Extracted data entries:
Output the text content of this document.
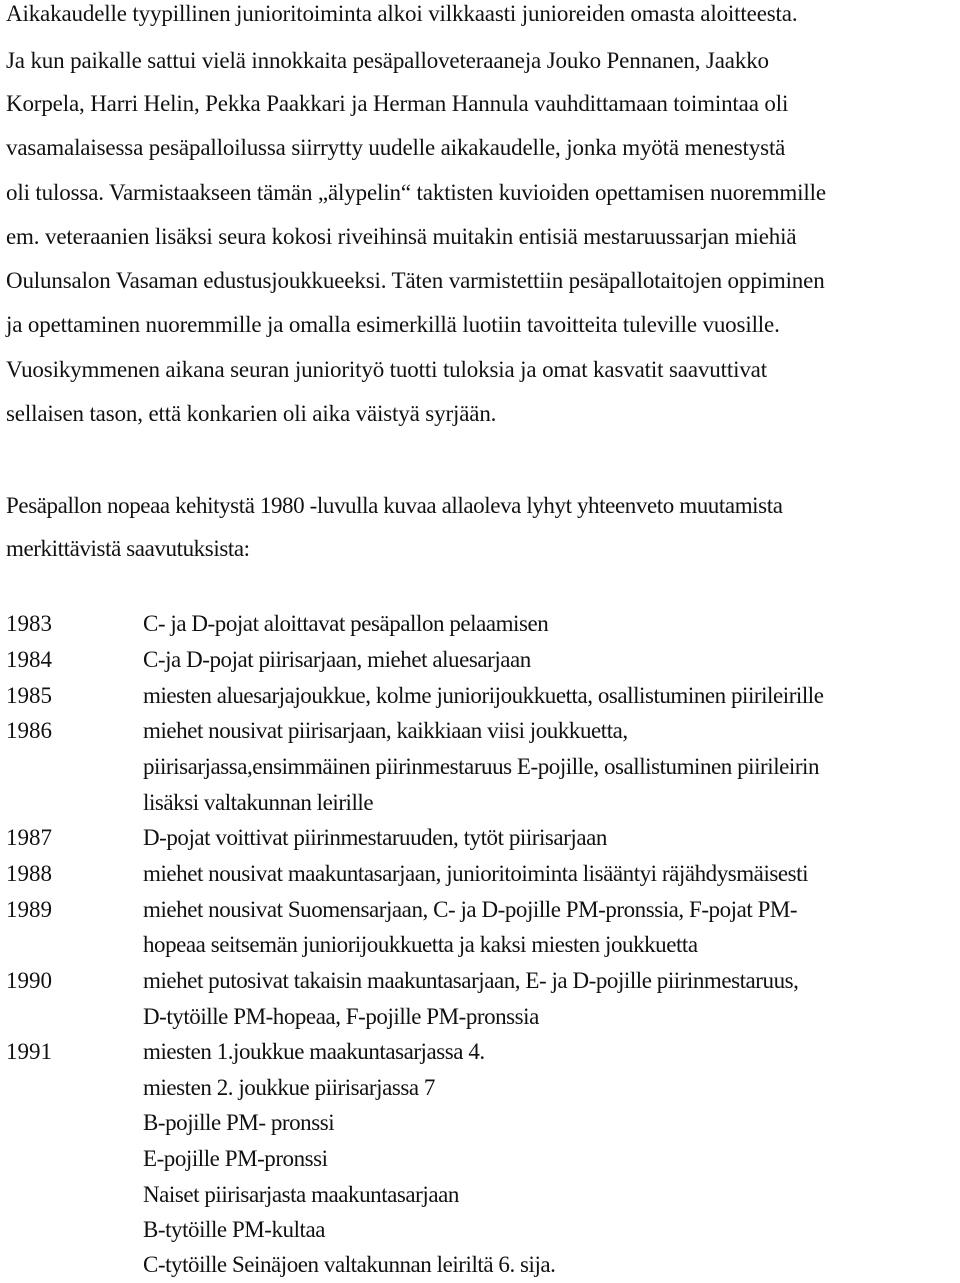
Aikakaudelle tyypillinen junioritoiminta alkoi vilkkaasti junioreiden omasta aloitteesta.
Ja kun paikalle sattui vielä innokkaita pesäpalloveteraaneja Jouko Pennanen, Jaakko
Korpela, Harri Helin, Pekka Paakkari ja Herman Hannula vauhdittamaan toimintaa oli
vasamalaisessa pesäpalloilussa siirrytty uudelle aikakaudelle, jonka myötä menestystä
oli tulossa. Varmistaakseen tämän „älypelin“ taktisten kuvioiden opettamisen nuoremmille
em. veteraanien lisäksi seura kokosi riveihinsä muitakin entisiä mestaruussarjan miehiä
Oulunsalon Vasaman edustusjoukkueeksi. Täten varmistettiin pesäpallotaitojen oppiminen
ja opettaminen nuoremmille ja omalla esimerkillä luotiin tavoitteita tuleville vuosille.
Vuosikymmenen aikana seuran juniorityö tuotti tuloksia ja omat kasvatit saavuttivat
sellaisen tason, että konkarien oli aika väistyä syrjään.
Pesäpallon nopeaa kehitystä 1980 -luvulla kuvaa allaoleva lyhyt yhteenveto muutamista
merkittävistä saavutuksista:
1983	C- ja D-pojat aloittavat pesäpallon pelaamisen
1984	C-ja D-pojat piirisarjaan, miehet aluesarjaan
1985	miesten aluesarjajoukkue, kolme juniorijoukkuetta, osallistuminen piirileirille
1986	miehet nousivat piirisarjaan, kaikkiaan viisi joukkuetta,
piirisarjassa,ensimmäinen piirinmestaruus E-pojille, osallistuminen piirileirin
lisäksi valtakunnan leirille
1987	D-pojat voittivat piirinmestaruuden, tytöt piirisarjaan
1988	miehet nousivat maakuntasarjaan, junioritoiminta lisääntyi räjähdysmäisesti
1989	miehet nousivat Suomensarjaan, C- ja D-pojille PM-pronssia, F-pojat PM-
hopeaa seitsemän juniorijoukkuetta ja kaksi miesten joukkuetta
1990	miehet putosivat takaisin maakuntasarjaan, E- ja D-pojille piirinmestaruus,
D-tytöille PM-hopeaa, F-pojille PM-pronssia
1991	miesten 1.joukkue maakuntasarjassa 4.
miesten 2. joukkue piirisarjassa 7
B-pojille PM- pronssi
E-pojille PM-pronssi
Naiset piirisarjasta maakuntasarjaan
B-tytöille PM-kultaa
C-tytöille Seinäjoen valtakunnan leiriltä 6. sija.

- What to do
Repeat each line of the records above exactly, but do not copy the pictures.

- Output for this task
Output the text content of this document.
Aikakaudelle tyypillinen junioritoiminta alkoi vilkkaasti junioreiden omasta aloitteesta.
Ja kun paikalle sattui vielä innokkaita pesäpalloveteraaneja Jouko Pennanen, Jaakko
Korpela, Harri Helin, Pekka Paakkari ja Herman Hannula vauhdittamaan toimintaa oli
vasamalaisessa pesäpalloilussa siirrytty uudelle aikakaudelle, jonka myötä menestystä
oli tulossa. Varmistaakseen tämän „älypelin“ taktisten kuvioiden opettamisen nuoremmille
em. veteraanien lisäksi seura kokosi riveihinsä muitakin entisiä mestaruussarjan miehiä
Oulunsalon Vasaman edustusjoukkueeksi. Täten varmistettiin pesäpallotaitojen oppiminen
ja opettaminen nuoremmille ja omalla esimerkillä luotiin tavoitteita tuleville vuosille.
Vuosikymmenen aikana seuran juniorityö tuotti tuloksia ja omat kasvatit saavuttivat
sellaisen tason, että konkarien oli aika väistyä syrjään.
Pesäpallon nopeaa kehitystä 1980 -luvulla kuvaa allaoleva lyhyt yhteenveto muutamista
merkittävistä saavutuksista:
1983	C- ja D-pojat aloittavat pesäpallon pelaamisen
1984	C-ja D-pojat piirisarjaan, miehet aluesarjaan
1985	miesten aluesarjajoukkue, kolme juniorijoukkuetta, osallistuminen piirileirille
1986	miehet nousivat piirisarjaan, kaikkiaan viisi joukkuetta,
piirisarjassa,ensimmäinen piirinmestaruus E-pojille, osallistuminen piirileirin
lisäksi valtakunnan leirille
1987	D-pojat voittivat piirinmestaruuden, tytöt piirisarjaan
1988	miehet nousivat maakuntasarjaan, junioritoiminta lisääntyi räjähdysmäisesti
1989	miehet nousivat Suomensarjaan, C- ja D-pojille PM-pronssia, F-pojat PM-
hopeaa seitsemän juniorijoukkuetta ja kaksi miesten joukkuetta
1990	miehet putosivat takaisin maakuntasarjaan, E- ja D-pojille piirinmestaruus,
D-tytöille PM-hopeaa, F-pojille PM-pronssia
1991	miesten 1.joukkue maakuntasarjassa 4.
miesten 2. joukkue piirisarjassa 7
B-pojille PM- pronssi
E-pojille PM-pronssi
Naiset piirisarjasta maakuntasarjaan
B-tytöille PM-kultaa
C-tytöille Seinäjoen valtakunnan leiriltä 6. sija.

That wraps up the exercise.